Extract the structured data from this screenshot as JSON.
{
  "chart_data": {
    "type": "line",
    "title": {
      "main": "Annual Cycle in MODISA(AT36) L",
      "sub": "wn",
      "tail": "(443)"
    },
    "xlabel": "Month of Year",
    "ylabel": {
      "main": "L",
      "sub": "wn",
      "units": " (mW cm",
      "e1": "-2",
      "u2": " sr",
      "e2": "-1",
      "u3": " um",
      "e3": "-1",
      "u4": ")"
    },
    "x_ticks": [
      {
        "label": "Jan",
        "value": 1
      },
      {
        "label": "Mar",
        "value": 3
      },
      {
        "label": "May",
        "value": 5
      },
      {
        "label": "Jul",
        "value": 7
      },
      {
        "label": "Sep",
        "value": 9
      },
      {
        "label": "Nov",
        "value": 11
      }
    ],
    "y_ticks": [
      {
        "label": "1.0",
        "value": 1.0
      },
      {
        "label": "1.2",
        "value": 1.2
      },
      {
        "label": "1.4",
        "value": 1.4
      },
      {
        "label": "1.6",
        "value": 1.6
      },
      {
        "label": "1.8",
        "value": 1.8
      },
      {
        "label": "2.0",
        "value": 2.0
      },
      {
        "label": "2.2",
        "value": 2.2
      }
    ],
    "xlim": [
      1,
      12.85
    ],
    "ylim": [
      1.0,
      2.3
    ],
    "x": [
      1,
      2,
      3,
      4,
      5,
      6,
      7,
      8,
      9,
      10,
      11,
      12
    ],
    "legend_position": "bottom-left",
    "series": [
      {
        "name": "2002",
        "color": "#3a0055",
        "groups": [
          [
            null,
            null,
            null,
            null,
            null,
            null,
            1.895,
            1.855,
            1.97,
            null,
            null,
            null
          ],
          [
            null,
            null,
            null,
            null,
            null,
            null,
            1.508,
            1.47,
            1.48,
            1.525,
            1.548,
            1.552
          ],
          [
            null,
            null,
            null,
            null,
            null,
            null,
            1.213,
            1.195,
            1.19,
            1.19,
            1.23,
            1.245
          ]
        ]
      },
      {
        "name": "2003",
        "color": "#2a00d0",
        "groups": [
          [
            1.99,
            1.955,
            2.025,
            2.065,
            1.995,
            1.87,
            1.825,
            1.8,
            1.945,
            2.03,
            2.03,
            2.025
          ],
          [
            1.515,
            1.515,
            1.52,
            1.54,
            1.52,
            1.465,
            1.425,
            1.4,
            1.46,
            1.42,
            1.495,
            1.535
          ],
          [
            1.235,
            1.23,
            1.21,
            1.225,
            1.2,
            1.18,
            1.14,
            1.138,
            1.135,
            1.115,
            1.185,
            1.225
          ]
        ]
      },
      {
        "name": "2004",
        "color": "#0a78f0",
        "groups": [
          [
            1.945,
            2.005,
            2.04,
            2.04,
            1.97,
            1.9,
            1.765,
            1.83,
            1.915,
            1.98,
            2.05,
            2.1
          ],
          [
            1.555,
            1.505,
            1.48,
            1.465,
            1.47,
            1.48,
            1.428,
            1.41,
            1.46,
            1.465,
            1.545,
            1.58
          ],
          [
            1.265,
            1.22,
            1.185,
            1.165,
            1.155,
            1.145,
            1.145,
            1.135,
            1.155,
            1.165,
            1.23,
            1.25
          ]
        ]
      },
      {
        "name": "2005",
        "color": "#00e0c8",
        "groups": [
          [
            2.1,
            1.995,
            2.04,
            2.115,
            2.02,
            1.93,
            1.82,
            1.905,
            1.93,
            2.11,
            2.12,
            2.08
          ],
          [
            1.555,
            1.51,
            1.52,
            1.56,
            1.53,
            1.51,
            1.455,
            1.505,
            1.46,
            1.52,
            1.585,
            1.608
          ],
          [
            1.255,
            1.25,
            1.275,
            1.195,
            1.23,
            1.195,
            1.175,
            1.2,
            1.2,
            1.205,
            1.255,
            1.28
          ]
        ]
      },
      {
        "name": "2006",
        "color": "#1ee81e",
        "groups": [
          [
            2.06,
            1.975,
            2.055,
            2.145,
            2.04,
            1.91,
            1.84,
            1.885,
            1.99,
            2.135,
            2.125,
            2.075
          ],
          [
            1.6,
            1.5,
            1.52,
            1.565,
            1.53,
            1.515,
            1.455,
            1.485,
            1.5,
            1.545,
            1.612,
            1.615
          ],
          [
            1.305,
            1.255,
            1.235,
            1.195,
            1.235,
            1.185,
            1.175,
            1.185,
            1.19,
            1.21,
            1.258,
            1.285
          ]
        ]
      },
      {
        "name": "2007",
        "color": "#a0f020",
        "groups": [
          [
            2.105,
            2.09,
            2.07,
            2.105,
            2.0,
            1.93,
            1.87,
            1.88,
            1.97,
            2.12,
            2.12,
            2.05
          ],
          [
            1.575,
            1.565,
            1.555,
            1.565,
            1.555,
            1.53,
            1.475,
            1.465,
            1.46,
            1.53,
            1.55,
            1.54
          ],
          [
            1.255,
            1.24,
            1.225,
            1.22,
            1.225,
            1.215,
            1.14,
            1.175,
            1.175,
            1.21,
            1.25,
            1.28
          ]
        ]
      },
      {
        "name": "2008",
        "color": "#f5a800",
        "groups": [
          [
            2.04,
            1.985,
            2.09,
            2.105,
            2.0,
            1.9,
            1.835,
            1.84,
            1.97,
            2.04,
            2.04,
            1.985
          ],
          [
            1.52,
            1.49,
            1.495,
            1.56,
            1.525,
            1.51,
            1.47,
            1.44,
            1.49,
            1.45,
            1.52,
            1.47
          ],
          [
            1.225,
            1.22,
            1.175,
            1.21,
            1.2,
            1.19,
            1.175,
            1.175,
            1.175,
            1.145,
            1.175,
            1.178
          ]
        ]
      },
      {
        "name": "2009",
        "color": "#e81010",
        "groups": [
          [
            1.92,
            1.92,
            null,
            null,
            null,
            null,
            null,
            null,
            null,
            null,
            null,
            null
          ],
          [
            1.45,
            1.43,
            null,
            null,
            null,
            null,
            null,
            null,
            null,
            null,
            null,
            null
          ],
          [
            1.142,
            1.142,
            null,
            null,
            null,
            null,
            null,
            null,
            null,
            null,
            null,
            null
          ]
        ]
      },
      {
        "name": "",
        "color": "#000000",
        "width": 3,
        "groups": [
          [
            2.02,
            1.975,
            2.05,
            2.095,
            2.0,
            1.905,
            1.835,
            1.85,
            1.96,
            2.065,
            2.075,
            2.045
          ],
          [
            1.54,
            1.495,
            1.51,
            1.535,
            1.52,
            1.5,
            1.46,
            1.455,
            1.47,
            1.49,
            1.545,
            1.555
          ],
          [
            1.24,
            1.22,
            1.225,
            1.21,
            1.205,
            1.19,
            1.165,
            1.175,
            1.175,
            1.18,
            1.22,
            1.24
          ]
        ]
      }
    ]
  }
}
****
Extract every entry above as it appears.

### [Answer to the task]
Extract the structured data from this screenshot as JSON.
{
  "chart_data": {
    "type": "line",
    "title": {
      "main": "Annual Cycle in MODISA(AT36) L",
      "sub": "wn",
      "tail": "(443)"
    },
    "xlabel": "Month of Year",
    "ylabel": {
      "main": "L",
      "sub": "wn",
      "units": " (mW cm",
      "e1": "-2",
      "u2": " sr",
      "e2": "-1",
      "u3": " um",
      "e3": "-1",
      "u4": ")"
    },
    "x_ticks": [
      {
        "label": "Jan",
        "value": 1
      },
      {
        "label": "Mar",
        "value": 3
      },
      {
        "label": "May",
        "value": 5
      },
      {
        "label": "Jul",
        "value": 7
      },
      {
        "label": "Sep",
        "value": 9
      },
      {
        "label": "Nov",
        "value": 11
      }
    ],
    "y_ticks": [
      {
        "label": "1.0",
        "value": 1.0
      },
      {
        "label": "1.2",
        "value": 1.2
      },
      {
        "label": "1.4",
        "value": 1.4
      },
      {
        "label": "1.6",
        "value": 1.6
      },
      {
        "label": "1.8",
        "value": 1.8
      },
      {
        "label": "2.0",
        "value": 2.0
      },
      {
        "label": "2.2",
        "value": 2.2
      }
    ],
    "xlim": [
      1,
      12.85
    ],
    "ylim": [
      1.0,
      2.3
    ],
    "x": [
      1,
      2,
      3,
      4,
      5,
      6,
      7,
      8,
      9,
      10,
      11,
      12
    ],
    "legend_position": "bottom-left",
    "series": [
      {
        "name": "2002",
        "color": "#3a0055",
        "groups": [
          [
            null,
            null,
            null,
            null,
            null,
            null,
            1.895,
            1.855,
            1.97,
            null,
            null,
            null
          ],
          [
            null,
            null,
            null,
            null,
            null,
            null,
            1.508,
            1.47,
            1.48,
            1.525,
            1.548,
            1.552
          ],
          [
            null,
            null,
            null,
            null,
            null,
            null,
            1.213,
            1.195,
            1.19,
            1.19,
            1.23,
            1.245
          ]
        ]
      },
      {
        "name": "2003",
        "color": "#2a00d0",
        "groups": [
          [
            1.99,
            1.955,
            2.025,
            2.065,
            1.995,
            1.87,
            1.825,
            1.8,
            1.945,
            2.03,
            2.03,
            2.025
          ],
          [
            1.515,
            1.515,
            1.52,
            1.54,
            1.52,
            1.465,
            1.425,
            1.4,
            1.46,
            1.42,
            1.495,
            1.535
          ],
          [
            1.235,
            1.23,
            1.21,
            1.225,
            1.2,
            1.18,
            1.14,
            1.138,
            1.135,
            1.115,
            1.185,
            1.225
          ]
        ]
      },
      {
        "name": "2004",
        "color": "#0a78f0",
        "groups": [
          [
            1.945,
            2.005,
            2.04,
            2.04,
            1.97,
            1.9,
            1.765,
            1.83,
            1.915,
            1.98,
            2.05,
            2.1
          ],
          [
            1.555,
            1.505,
            1.48,
            1.465,
            1.47,
            1.48,
            1.428,
            1.41,
            1.46,
            1.465,
            1.545,
            1.58
          ],
          [
            1.265,
            1.22,
            1.185,
            1.165,
            1.155,
            1.145,
            1.145,
            1.135,
            1.155,
            1.165,
            1.23,
            1.25
          ]
        ]
      },
      {
        "name": "2005",
        "color": "#00e0c8",
        "groups": [
          [
            2.1,
            1.995,
            2.04,
            2.115,
            2.02,
            1.93,
            1.82,
            1.905,
            1.93,
            2.11,
            2.12,
            2.08
          ],
          [
            1.555,
            1.51,
            1.52,
            1.56,
            1.53,
            1.51,
            1.455,
            1.505,
            1.46,
            1.52,
            1.585,
            1.608
          ],
          [
            1.255,
            1.25,
            1.275,
            1.195,
            1.23,
            1.195,
            1.175,
            1.2,
            1.2,
            1.205,
            1.255,
            1.28
          ]
        ]
      },
      {
        "name": "2006",
        "color": "#1ee81e",
        "groups": [
          [
            2.06,
            1.975,
            2.055,
            2.145,
            2.04,
            1.91,
            1.84,
            1.885,
            1.99,
            2.135,
            2.125,
            2.075
          ],
          [
            1.6,
            1.5,
            1.52,
            1.565,
            1.53,
            1.515,
            1.455,
            1.485,
            1.5,
            1.545,
            1.612,
            1.615
          ],
          [
            1.305,
            1.255,
            1.235,
            1.195,
            1.235,
            1.185,
            1.175,
            1.185,
            1.19,
            1.21,
            1.258,
            1.285
          ]
        ]
      },
      {
        "name": "2007",
        "color": "#a0f020",
        "groups": [
          [
            2.105,
            2.09,
            2.07,
            2.105,
            2.0,
            1.93,
            1.87,
            1.88,
            1.97,
            2.12,
            2.12,
            2.05
          ],
          [
            1.575,
            1.565,
            1.555,
            1.565,
            1.555,
            1.53,
            1.475,
            1.465,
            1.46,
            1.53,
            1.55,
            1.54
          ],
          [
            1.255,
            1.24,
            1.225,
            1.22,
            1.225,
            1.215,
            1.14,
            1.175,
            1.175,
            1.21,
            1.25,
            1.28
          ]
        ]
      },
      {
        "name": "2008",
        "color": "#f5a800",
        "groups": [
          [
            2.04,
            1.985,
            2.09,
            2.105,
            2.0,
            1.9,
            1.835,
            1.84,
            1.97,
            2.04,
            2.04,
            1.985
          ],
          [
            1.52,
            1.49,
            1.495,
            1.56,
            1.525,
            1.51,
            1.47,
            1.44,
            1.49,
            1.45,
            1.52,
            1.47
          ],
          [
            1.225,
            1.22,
            1.175,
            1.21,
            1.2,
            1.19,
            1.175,
            1.175,
            1.175,
            1.145,
            1.175,
            1.178
          ]
        ]
      },
      {
        "name": "2009",
        "color": "#e81010",
        "groups": [
          [
            1.92,
            1.92,
            null,
            null,
            null,
            null,
            null,
            null,
            null,
            null,
            null,
            null
          ],
          [
            1.45,
            1.43,
            null,
            null,
            null,
            null,
            null,
            null,
            null,
            null,
            null,
            null
          ],
          [
            1.142,
            1.142,
            null,
            null,
            null,
            null,
            null,
            null,
            null,
            null,
            null,
            null
          ]
        ]
      },
      {
        "name": "",
        "color": "#000000",
        "width": 3,
        "groups": [
          [
            2.02,
            1.975,
            2.05,
            2.095,
            2.0,
            1.905,
            1.835,
            1.85,
            1.96,
            2.065,
            2.075,
            2.045
          ],
          [
            1.54,
            1.495,
            1.51,
            1.535,
            1.52,
            1.5,
            1.46,
            1.455,
            1.47,
            1.49,
            1.545,
            1.555
          ],
          [
            1.24,
            1.22,
            1.225,
            1.21,
            1.205,
            1.19,
            1.165,
            1.175,
            1.175,
            1.18,
            1.22,
            1.24
          ]
        ]
      }
    ]
  }
}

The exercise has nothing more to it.